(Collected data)
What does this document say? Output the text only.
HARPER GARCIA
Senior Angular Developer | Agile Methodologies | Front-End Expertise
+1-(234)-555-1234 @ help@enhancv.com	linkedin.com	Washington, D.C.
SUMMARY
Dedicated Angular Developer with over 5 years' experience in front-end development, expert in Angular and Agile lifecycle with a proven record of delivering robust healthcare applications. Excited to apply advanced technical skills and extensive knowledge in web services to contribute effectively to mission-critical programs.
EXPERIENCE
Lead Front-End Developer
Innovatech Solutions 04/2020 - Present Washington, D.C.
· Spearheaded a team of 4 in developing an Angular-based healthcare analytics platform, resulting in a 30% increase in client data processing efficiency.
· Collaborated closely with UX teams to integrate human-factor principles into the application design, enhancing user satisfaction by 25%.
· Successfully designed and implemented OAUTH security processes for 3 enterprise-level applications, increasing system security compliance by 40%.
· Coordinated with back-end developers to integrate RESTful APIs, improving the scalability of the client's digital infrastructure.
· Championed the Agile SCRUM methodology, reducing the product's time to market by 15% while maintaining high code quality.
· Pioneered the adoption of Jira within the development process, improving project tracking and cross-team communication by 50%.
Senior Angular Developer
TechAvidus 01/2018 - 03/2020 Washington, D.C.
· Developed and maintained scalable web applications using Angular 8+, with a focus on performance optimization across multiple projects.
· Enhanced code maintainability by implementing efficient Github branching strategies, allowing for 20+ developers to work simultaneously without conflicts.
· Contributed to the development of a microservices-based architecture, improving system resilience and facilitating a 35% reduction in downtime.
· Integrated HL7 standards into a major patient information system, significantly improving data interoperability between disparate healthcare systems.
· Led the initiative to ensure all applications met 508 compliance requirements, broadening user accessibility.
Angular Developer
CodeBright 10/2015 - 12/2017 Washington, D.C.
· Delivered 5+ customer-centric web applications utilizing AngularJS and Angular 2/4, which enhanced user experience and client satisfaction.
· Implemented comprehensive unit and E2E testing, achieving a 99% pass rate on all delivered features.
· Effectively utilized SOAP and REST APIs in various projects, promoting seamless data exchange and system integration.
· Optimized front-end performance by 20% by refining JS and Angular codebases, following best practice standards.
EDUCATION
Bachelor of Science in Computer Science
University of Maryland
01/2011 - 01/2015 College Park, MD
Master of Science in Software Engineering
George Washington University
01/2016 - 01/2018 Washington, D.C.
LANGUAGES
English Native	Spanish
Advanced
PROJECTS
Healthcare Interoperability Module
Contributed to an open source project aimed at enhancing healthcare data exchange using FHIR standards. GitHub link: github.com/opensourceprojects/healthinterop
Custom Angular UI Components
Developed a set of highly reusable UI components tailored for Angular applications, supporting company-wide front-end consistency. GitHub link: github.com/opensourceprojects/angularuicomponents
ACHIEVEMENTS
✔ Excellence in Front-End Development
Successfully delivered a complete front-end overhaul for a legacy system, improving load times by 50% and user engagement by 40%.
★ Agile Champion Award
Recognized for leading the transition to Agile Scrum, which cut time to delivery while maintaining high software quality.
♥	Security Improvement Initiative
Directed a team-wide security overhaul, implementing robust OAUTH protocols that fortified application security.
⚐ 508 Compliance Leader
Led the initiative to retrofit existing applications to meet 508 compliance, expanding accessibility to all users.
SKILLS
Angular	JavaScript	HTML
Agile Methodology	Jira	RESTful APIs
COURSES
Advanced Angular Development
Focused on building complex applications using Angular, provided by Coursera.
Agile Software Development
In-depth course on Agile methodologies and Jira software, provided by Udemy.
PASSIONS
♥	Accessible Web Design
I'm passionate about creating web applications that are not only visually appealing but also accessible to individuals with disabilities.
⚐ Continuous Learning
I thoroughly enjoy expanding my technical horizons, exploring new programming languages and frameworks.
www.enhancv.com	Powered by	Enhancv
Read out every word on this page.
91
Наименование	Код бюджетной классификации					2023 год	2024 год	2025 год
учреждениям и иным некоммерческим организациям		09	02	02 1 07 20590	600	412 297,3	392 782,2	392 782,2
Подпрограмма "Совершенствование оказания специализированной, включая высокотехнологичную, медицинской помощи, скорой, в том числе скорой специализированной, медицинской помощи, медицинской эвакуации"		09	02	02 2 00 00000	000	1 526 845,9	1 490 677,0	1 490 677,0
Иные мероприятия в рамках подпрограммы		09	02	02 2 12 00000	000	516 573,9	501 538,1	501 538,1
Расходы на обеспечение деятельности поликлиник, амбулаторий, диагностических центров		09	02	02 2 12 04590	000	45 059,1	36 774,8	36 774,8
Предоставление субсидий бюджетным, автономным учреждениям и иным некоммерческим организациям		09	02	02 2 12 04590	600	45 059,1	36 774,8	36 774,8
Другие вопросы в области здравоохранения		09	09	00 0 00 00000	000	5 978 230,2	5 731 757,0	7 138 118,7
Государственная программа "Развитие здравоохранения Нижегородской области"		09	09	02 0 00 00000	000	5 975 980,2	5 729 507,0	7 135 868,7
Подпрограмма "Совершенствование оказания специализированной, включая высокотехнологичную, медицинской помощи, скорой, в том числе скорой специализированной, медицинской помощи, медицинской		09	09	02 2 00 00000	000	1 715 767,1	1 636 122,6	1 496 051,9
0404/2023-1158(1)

Written instruction:
Return all lines with the word "скорой" in them.

Exercise solution:
Подпрограмма "Совершенствование оказания специализированной, включая высокотехнологичную, медицинской помощи, скорой, в том числе скорой специализированной, медицинской помощи, медицинской эвакуации"		09	02	02 2 00 00000	000	1 526 845,9	1 490 677,0	1 490 677,0
Подпрограмма "Совершенствование оказания специализированной, включая высокотехнологичную, медицинской помощи, скорой, в том числе скорой специализированной, медицинской помощи, медицинской		09	09	02 2 00 00000	000	1 715 767,1	1 636 122,6	1 496 051,9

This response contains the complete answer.